# START OF Input rows

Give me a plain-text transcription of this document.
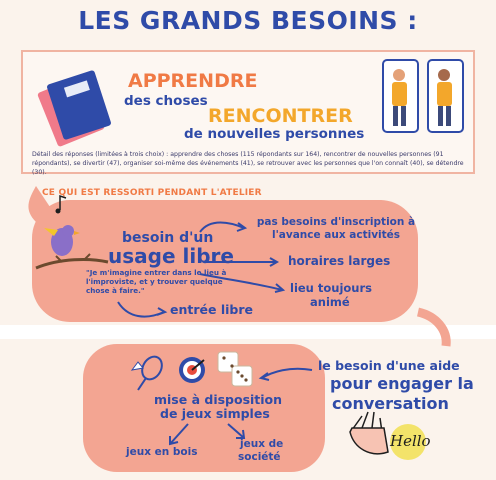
LES GRANDS BESOINS :
APPRENDRE
des choses
RENCONTRER
de nouvelles personnes
Détail des réponses (limitées à trois choix) : apprendre des choses (115 répondants sur 164), rencontrer de nouvelles personnes (91 répondants), se divertir (47), organiser soi-même des événements (41), se retrouver avec les personnes que l'on connaît (40), se détendre (30).
CE QUI EST RESSORTI PENDANT L'ATELIER
besoin d'un
usage libre
"Je m'imagine entrer dans le lieu à l'improviste, et y trouver quelque chose à faire."
entrée libre
pas besoins d'inscription à l'avance aux activités
horaires larges
lieu toujours
animé
mise à disposition
de jeux simples
jeux en bois
jeux de
société
le besoin d'une aide
pour engager la
conversation
Hello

# END OF Input rows

▸ Aim: Each entry shown above must be quoted exactly, with its pictures left out.

▸ Output for this exercise:
Give me a plain-text transcription of this document.
LES GRANDS BESOINS :
APPRENDRE
des choses
RENCONTRER
de nouvelles personnes
Détail des réponses (limitées à trois choix) : apprendre des choses (115 répondants sur 164), rencontrer de nouvelles personnes (91 répondants), se divertir (47), organiser soi-même des événements (41), se retrouver avec les personnes que l'on connaît (40), se détendre (30).
CE QUI EST RESSORTI PENDANT L'ATELIER
besoin d'un
usage libre
"Je m'imagine entrer dans le lieu à l'improviste, et y trouver quelque chose à faire."
entrée libre
pas besoins d'inscription à l'avance aux activités
horaires larges
lieu toujours
animé
mise à disposition
de jeux simples
jeux en bois
jeux de
société
le besoin d'une aide
pour engager la
conversation
Hello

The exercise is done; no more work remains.